__TEXT PASSAGE__
_____

WHOPR partitioning algorithm

Mon Sep 6 13:10:00 GMT 2010

On Mon, 6 Sep 2010, Jan Hubicka wrote:

> > 
> > Well, if with 32 partitions all partitions exceed max partition size
> > (well, or reasonable partition size), we should create more partitions.
> > 
> > The question is really if we should create sane partition sizes
> > by default or if we should create N partitions by default.  I'd vote
> > for sane partition sizes which makes the lto-partitions parameter
> > useless (I don't expect easy reproducible testcases anyway with
> > dynamic partitioning).
> 
> Well, even if I tended to do the same originally, i concluded that this won't
> work well.
> 
> With 32 partitions for Mozilla, we get about 4GB of WPA memory use, and about 2
> minutes of streaming.  Then each partition is about 200MB of memory, but they
> takes about 3 minutes to compile.
> 
> Partition size sort of define ltrans memory use and time of compilation. Since
> memory use in ltrans is not a problem (our WPA stage is way too big of memory
> hog, we save only about half of the memory), we can set hard limit on time.
> Now lets decide that we will tune partition size to compile in about 1 minute.
> This would be hard per se, since sizes of partitions are pretty rough estimates
> by anyway.
> 
> Then we would get about 3*32 partitions for mozilla that would just increase
> streaming time (32partitions is 1.5GB, 2000 partitions is 7GB) On the other
> hand on project that is small enough to compile in minute (lets say GCC) we
> would get no partitioning at all.
> 
> Since too much partitions has expenses too, I believe number of partitions
> should be large enough so ltrans does not dominate memory use for single CPU
> compilation (this is about 2-4 in current implementation I guess).
> 
> In parallel compilation the number of partitions should be higher than the
> number of CPUs available, but not terribly much higher since streaming size
> increase with too many parttions.
> 
> 32 seemed resonable default - not that high so streaming cost would terribly
> increase and still more than number of CPUs on average developer workstation
> today.

Ok, we seem to disagree here ;)  I suppose we can change things once
we get WPA memory use into control.

> > > The other algorithm I tried was the usual graph clustering algorithm - just
> > > start with partition per node and then start concatenating partitions based on
> > > priority of edges until their size reach the expected size of partition.  But
> > > this does not play well with my plan for function reordering and since function
> > > reordering algorithm is essentially same thing, just producing one linear order
> > > instead of buckets, i expect that it will combine well with the linear
> > > partitioning one. (and the differences are minimal anyway)
> > 
> > Hm, I don't see the issue with function reordering - it should exactly
> > behave the same way (and thus is unneeded?)
> 
> Well, partitioning algorithm clusters graphs minimizing the cross cluster edges,
> function reordering algorithm orders the functions so most calls are short distance
> and forwarding.
> 
> So when you at WPA stage decide in what order the functions are, you need to partition
> them in linear segments of this order and keep partition in order as they get to linker
> or assign each function section and tell linker order of the sections.
> The second is more expensive. So I basicaly want
> 1) decide on linear order of functions
> 2) partition program linearly in this segments
> 3) in each partition arrange function order in the final .s files (either via gas section fragments
> or by just breaking our current topological ocomplation order0
> 4) link the ltrans partition in the original order

But if you cluster minimizing cross cluster edges most edges in a cluster
will be intra-cluster edges.  Which means you can simply order functions
inside a cluster and you should arrive at a similar (or the same) solution
as with first ordering and then clustering.  Thus I'd do

 1) cluster minimizing cross-cluster edges
 2) decide on linear oder of functions in each cluster, late in LTRANS

Why is that not simpler or why would it not work?

Richard.

_____

__RECORDED INFORMATION__
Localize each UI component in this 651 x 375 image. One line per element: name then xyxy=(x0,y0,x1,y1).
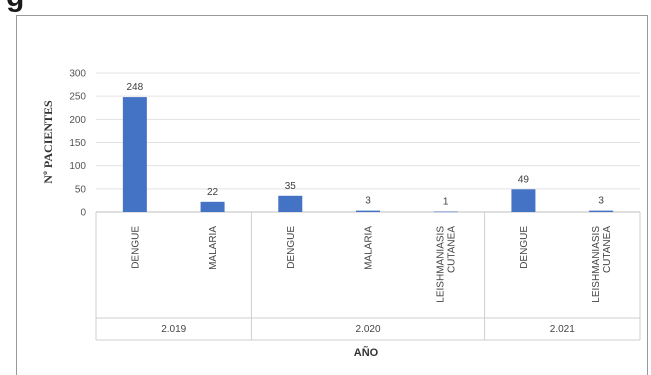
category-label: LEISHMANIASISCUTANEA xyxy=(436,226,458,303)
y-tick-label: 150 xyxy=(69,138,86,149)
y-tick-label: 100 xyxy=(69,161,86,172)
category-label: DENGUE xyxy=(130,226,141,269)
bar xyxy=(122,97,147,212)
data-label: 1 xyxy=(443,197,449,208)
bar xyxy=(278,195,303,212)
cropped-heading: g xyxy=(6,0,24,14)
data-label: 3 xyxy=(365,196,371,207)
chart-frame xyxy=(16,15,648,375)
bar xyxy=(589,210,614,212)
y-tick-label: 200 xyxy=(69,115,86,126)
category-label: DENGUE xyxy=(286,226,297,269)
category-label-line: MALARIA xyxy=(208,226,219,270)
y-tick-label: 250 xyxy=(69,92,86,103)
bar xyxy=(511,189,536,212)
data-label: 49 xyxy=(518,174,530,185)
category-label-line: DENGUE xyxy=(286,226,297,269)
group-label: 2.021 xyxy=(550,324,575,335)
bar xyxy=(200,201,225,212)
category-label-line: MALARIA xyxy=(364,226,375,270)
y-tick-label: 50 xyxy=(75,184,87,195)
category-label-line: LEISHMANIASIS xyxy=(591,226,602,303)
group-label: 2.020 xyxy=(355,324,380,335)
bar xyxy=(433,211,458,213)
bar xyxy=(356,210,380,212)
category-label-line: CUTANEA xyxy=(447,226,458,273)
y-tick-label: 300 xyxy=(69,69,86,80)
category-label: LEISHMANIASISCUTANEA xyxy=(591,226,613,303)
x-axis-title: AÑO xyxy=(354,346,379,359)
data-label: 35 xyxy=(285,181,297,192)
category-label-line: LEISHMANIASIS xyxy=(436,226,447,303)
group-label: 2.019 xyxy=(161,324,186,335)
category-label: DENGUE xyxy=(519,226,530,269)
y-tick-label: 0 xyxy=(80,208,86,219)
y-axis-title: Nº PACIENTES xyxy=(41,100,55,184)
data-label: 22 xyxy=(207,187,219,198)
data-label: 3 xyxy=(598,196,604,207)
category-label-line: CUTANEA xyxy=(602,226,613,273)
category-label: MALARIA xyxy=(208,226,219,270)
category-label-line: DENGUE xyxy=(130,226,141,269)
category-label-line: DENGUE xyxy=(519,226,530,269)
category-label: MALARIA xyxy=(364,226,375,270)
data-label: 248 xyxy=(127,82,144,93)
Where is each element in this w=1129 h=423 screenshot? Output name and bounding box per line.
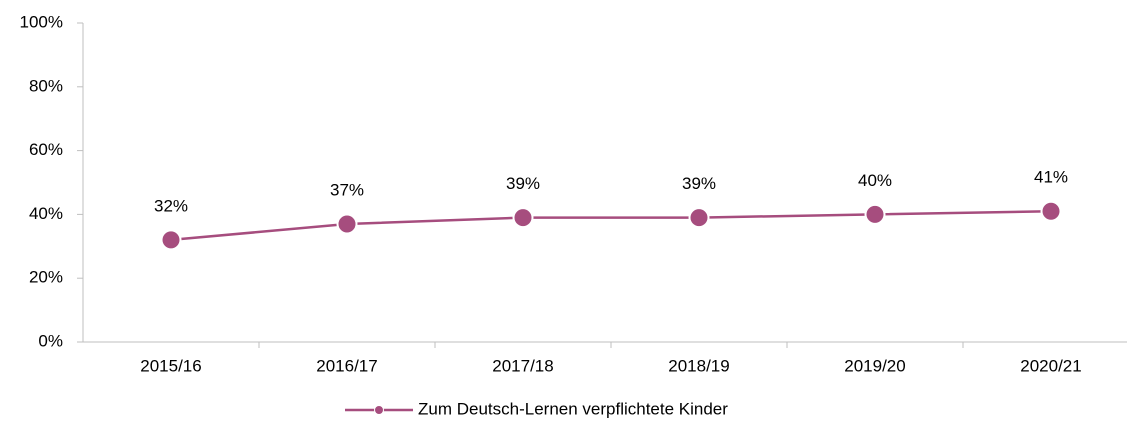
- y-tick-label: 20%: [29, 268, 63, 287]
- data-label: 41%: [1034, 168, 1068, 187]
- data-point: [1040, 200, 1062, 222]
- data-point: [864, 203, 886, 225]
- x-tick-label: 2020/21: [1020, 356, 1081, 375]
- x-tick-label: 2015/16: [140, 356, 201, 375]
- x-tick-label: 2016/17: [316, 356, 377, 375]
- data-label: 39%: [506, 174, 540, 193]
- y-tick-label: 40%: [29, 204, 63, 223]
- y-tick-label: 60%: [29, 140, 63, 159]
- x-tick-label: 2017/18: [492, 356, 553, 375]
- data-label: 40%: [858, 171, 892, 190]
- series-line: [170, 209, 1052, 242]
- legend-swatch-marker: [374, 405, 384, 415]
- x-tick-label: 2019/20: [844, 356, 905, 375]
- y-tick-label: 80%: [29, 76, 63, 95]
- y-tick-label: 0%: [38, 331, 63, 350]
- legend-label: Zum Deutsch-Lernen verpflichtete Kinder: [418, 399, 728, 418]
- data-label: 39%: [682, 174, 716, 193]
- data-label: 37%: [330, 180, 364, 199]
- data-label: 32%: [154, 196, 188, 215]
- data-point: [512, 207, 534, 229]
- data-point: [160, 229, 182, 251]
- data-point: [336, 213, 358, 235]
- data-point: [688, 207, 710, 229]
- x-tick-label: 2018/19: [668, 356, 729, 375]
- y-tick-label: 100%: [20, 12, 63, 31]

_____

__AIM__
Can you quote the WHOPR partitioning thread above word for word, starting with "Mon Sep 6 13:10:00" and going on through "create more partitions."?

__ANSWER TO THE PROBLEM__
Mon Sep 6 13:10:00 GMT 2010

On Mon, 6 Sep 2010, Jan Hubicka wrote:

> > 
> > Well, if with 32 partitions all partitions exceed max partition size
> > (well, or reasonable partition size), we should create more partitions.